INPUT DATA Block Start

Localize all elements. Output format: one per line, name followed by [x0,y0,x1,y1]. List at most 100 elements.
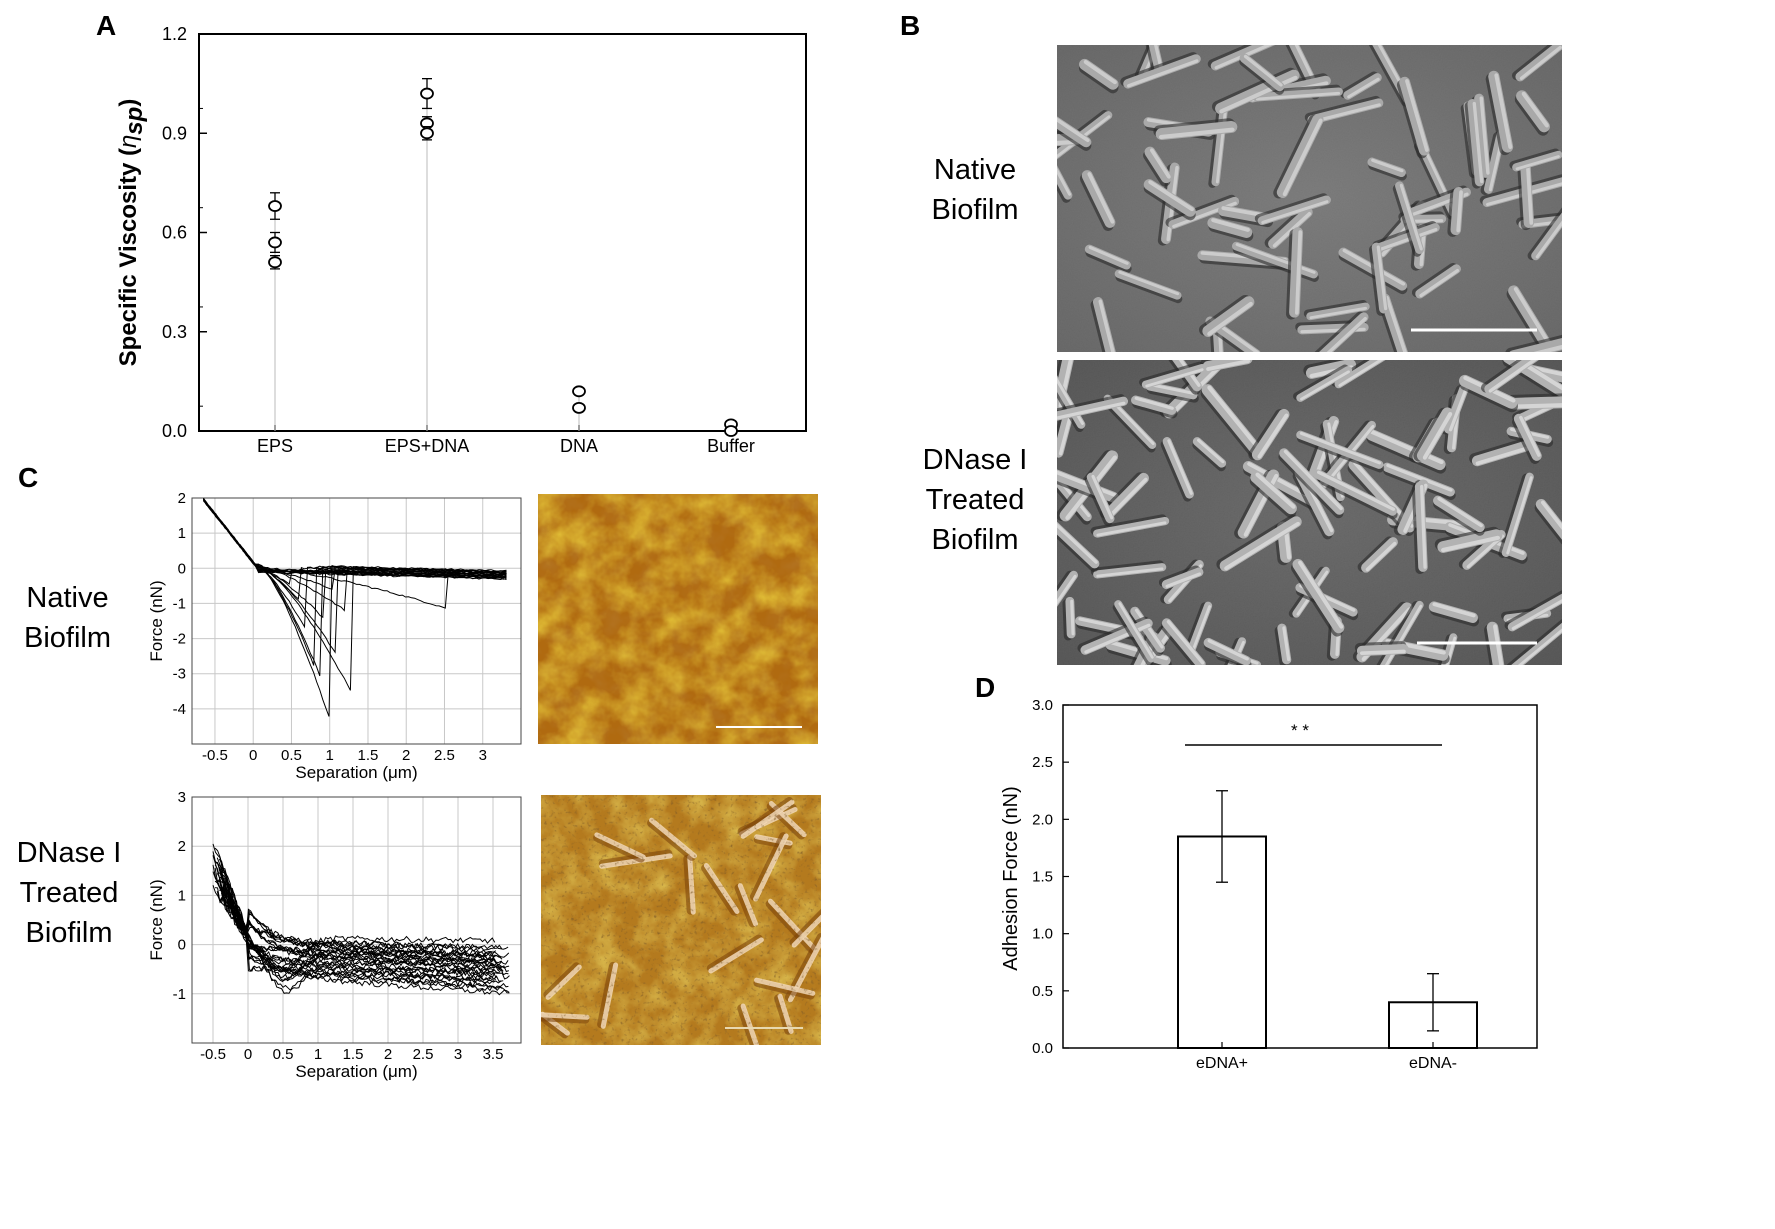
rod-highlight [1420,484,1427,569]
force-curve [203,499,507,578]
rod-highlight [1479,96,1490,175]
rod-highlight [1376,245,1388,311]
y-tick-label: -2 [173,631,186,648]
rod-highlight [1207,639,1249,661]
force-curve [219,870,502,981]
bacterial-rod [1202,296,1255,337]
rod-highlight [1272,212,1312,248]
rod-highlight [1347,77,1380,99]
y-axis-label: Specific Viscosity (ηsp) [115,99,148,367]
rod-highlight [1282,118,1323,197]
rod-highlight [1158,127,1235,140]
rod-highlight [1399,183,1423,251]
rod-highlight [1511,402,1562,409]
rod-highlight [1506,476,1533,555]
rod-highlight [1511,588,1562,630]
afm-treated-label-line2: Treated [19,877,119,909]
rod-highlight [1150,148,1171,179]
rod-highlight [1432,602,1476,618]
panel-letter-c: C [18,462,39,493]
data-point [572,401,586,414]
force-curve [203,498,507,609]
bacterial-rod [1299,312,1369,352]
rod-highlight [1317,470,1396,511]
rod-highlight [1405,79,1429,152]
rod-highlight [1214,45,1291,70]
rod-highlight [1088,245,1129,265]
x-tick-label: 3.5 [483,1046,504,1063]
afm-treated-label-line1: DNase I [16,837,122,869]
panel-letter-b: B [900,10,921,41]
rod-highlight [1207,385,1261,450]
rod-highlight [1515,155,1560,171]
rod-highlight [1107,396,1155,445]
y-tick-label: -4 [173,701,186,718]
rod-highlight [1096,521,1167,537]
sem-treated-label-line3: Biofilm [931,524,1019,556]
rod-highlight [1541,500,1562,538]
rod-highlight [1255,472,1296,509]
rod-highlight [1310,103,1381,124]
y-tick-label: 2.0 [1032,811,1053,828]
force-curve [212,864,510,994]
rod-highlight [1519,415,1541,457]
force-curve [218,858,509,989]
bacterial-rod [1250,471,1297,515]
rod-highlight [1359,649,1406,655]
data-point [724,425,738,437]
rod-highlight [1382,604,1423,665]
y-axis-label: Force (nN) [147,879,166,960]
y-tick-label: 0 [178,937,186,954]
force-curve [203,499,507,677]
x-tick-label: EPS [257,436,293,456]
rod-highlight [1150,45,1163,70]
force-curve [203,499,507,629]
force-curves [212,843,510,996]
panel-letter-a: A [96,10,117,41]
y-tick-label: 0.9 [162,123,187,143]
rod-highlight [1513,287,1554,350]
data-point [420,87,434,100]
force-curve [220,860,509,965]
adhesion-force-chart: 0.0 0.5 1.0 1.5 2.0 2.5 3.0 eDNA+ eDNA- * * Adhesi… [1000,697,1538,1072]
bacterial-rod [1268,207,1313,249]
plot-frame [191,796,522,1044]
y-tick-label: 3 [178,789,186,806]
rod-highlight [1526,165,1534,225]
y-axis-label-main: Specific Viscosity ( [115,148,142,366]
bacterial-rod [1103,472,1149,520]
rod-highlight [1283,449,1343,511]
x-tick-label: -0.5 [200,1046,226,1063]
force-curve [203,499,507,581]
x-axis-label: Separation (μm) [295,1062,417,1081]
x-tick-label: 2.5 [413,1046,434,1063]
rod-highlight [1298,560,1344,629]
force-curve [203,498,507,612]
y-tick-label: 1.0 [1032,926,1053,943]
y-tick-label: 0.0 [1032,1040,1053,1057]
force-curve-native: -0.5 0 0.5 1 1.5 2 2.5 3 2 1 0 -1 -2 -3 -4 Separation (… [147,490,522,782]
data-point [268,200,282,212]
sem-native-label-line1: Native [933,154,1017,186]
y-tick-label: -3 [173,666,186,683]
afm-image-native [538,494,818,744]
significance-marker: * * [1291,721,1309,740]
rod-highlight [1057,139,1080,146]
y-tick-label: 0.3 [162,322,187,342]
rod-highlight [1385,295,1409,352]
rod-highlight [1192,605,1211,650]
rod-highlight [1422,411,1453,460]
rod-highlight [1475,446,1529,466]
force-curves [203,498,507,717]
x-tick-label: 2 [402,747,410,764]
rod-highlight [1386,463,1453,492]
rod-highlight [1207,301,1253,336]
rod-highlight [1197,438,1225,464]
x-axis-label: Separation (μm) [295,763,417,782]
y-tick-label: 2 [178,838,186,855]
sem-native-label-line2: Biofilm [931,194,1019,226]
bacterial-rod [1092,297,1121,352]
x-tick-label: eDNA- [1409,1055,1457,1072]
force-curve-treated: -0.5 0 0.5 1 1.5 2 2.5 3 3.5 3 2 1 0 -1 Separation (μm… [147,789,522,1081]
bacterial-rod [1531,201,1562,261]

INPUT DATA Block End

Exact reproduction of the entries above is required, with pictures excluded.

Localize all elements. Output format: one per line, name followed by [x0,y0,x1,y1]. List at most 100 elements.
rod-highlight [1420,484,1427,569]
force-curve [203,499,507,578]
rod-highlight [1479,96,1490,175]
rod-highlight [1376,245,1388,311]
y-tick-label: -2 [173,631,186,648]
rod-highlight [1207,639,1249,661]
force-curve [219,870,502,981]
bacterial-rod [1202,296,1255,337]
rod-highlight [1272,212,1312,248]
rod-highlight [1347,77,1380,99]
y-axis-label: Specific Viscosity (ηsp) [115,99,148,367]
rod-highlight [1282,118,1323,197]
rod-highlight [1158,127,1235,140]
rod-highlight [1399,183,1423,251]
rod-highlight [1511,402,1562,409]
rod-highlight [1506,476,1533,555]
rod-highlight [1511,588,1562,630]
afm-treated-label-line2: Treated [19,877,119,909]
rod-highlight [1150,148,1171,179]
rod-highlight [1432,602,1476,618]
panel-letter-c: C [18,462,39,493]
data-point [572,401,586,414]
force-curve [203,498,507,609]
bacterial-rod [1299,312,1369,352]
rod-highlight [1317,470,1396,511]
rod-highlight [1405,79,1429,152]
rod-highlight [1214,45,1291,70]
rod-highlight [1088,245,1129,265]
x-tick-label: 3.5 [483,1046,504,1063]
afm-treated-label-line1: DNase I [16,837,122,869]
panel-letter-b: B [900,10,921,41]
rod-highlight [1207,385,1261,450]
rod-highlight [1515,155,1560,171]
rod-highlight [1107,396,1155,445]
y-tick-label: -4 [173,701,186,718]
rod-highlight [1096,521,1167,537]
sem-treated-label-line3: Biofilm [931,524,1019,556]
rod-highlight [1541,500,1562,538]
rod-highlight [1255,472,1296,509]
rod-highlight [1310,103,1381,124]
y-tick-label: 2.0 [1032,811,1053,828]
force-curve [212,864,510,994]
rod-highlight [1519,415,1541,457]
force-curve [218,858,509,989]
bacterial-rod [1250,471,1297,515]
rod-highlight [1359,649,1406,655]
data-point [724,425,738,437]
rod-highlight [1382,604,1423,665]
y-axis-label: Force (nN) [147,879,166,960]
y-tick-label: 0 [178,937,186,954]
force-curve [203,499,507,677]
x-tick-label: EPS [257,436,293,456]
rod-highlight [1150,45,1163,70]
force-curve [203,499,507,629]
force-curves [212,843,510,996]
panel-letter-a: A [96,10,117,41]
y-tick-label: 0.9 [162,123,187,143]
rod-highlight [1513,287,1554,350]
data-point [420,87,434,100]
force-curve [220,860,509,965]
adhesion-force-chart: 0.0 0.5 1.0 1.5 2.0 2.5 3.0 eDNA+ eDNA- * * Adhesi… [1000,697,1538,1072]
bacterial-rod [1268,207,1313,249]
plot-frame [191,796,522,1044]
y-tick-label: 3 [178,789,186,806]
rod-highlight [1526,165,1534,225]
y-axis-label-main: Specific Viscosity ( [115,148,142,366]
bacterial-rod [1103,472,1149,520]
rod-highlight [1283,449,1343,511]
x-tick-label: -0.5 [200,1046,226,1063]
force-curve [203,499,507,581]
x-axis-label: Separation (μm) [295,1062,417,1081]
x-tick-label: 2.5 [413,1046,434,1063]
rod-highlight [1298,560,1344,629]
force-curve [203,498,507,612]
y-tick-label: 1.0 [1032,926,1053,943]
y-tick-label: 0.0 [1032,1040,1053,1057]
force-curve-native: -0.5 0 0.5 1 1.5 2 2.5 3 2 1 0 -1 -2 -3 -4 Separation (… [147,490,522,782]
data-point [268,200,282,212]
sem-native-label-line1: Native [933,154,1017,186]
y-tick-label: -3 [173,666,186,683]
afm-image-native [538,494,818,744]
significance-marker: * * [1291,721,1309,740]
rod-highlight [1057,139,1080,146]
y-tick-label: 0.3 [162,322,187,342]
rod-highlight [1385,295,1409,352]
rod-highlight [1192,605,1211,650]
rod-highlight [1422,411,1453,460]
rod-highlight [1475,446,1529,466]
force-curves [203,498,507,717]
x-tick-label: 2 [402,747,410,764]
rod-highlight [1386,463,1453,492]
rod-highlight [1207,301,1253,336]
rod-highlight [1197,438,1225,464]
x-axis-label: Separation (μm) [295,763,417,782]
y-tick-label: 2 [178,838,186,855]
sem-native-label-line2: Biofilm [931,194,1019,226]
bacterial-rod [1092,297,1121,352]
x-tick-label: eDNA- [1409,1055,1457,1072]
force-curve-treated: -0.5 0 0.5 1 1.5 2 2.5 3 3.5 3 2 1 0 -1 Separation (μm… [147,789,522,1081]
bacterial-rod [1531,201,1562,261]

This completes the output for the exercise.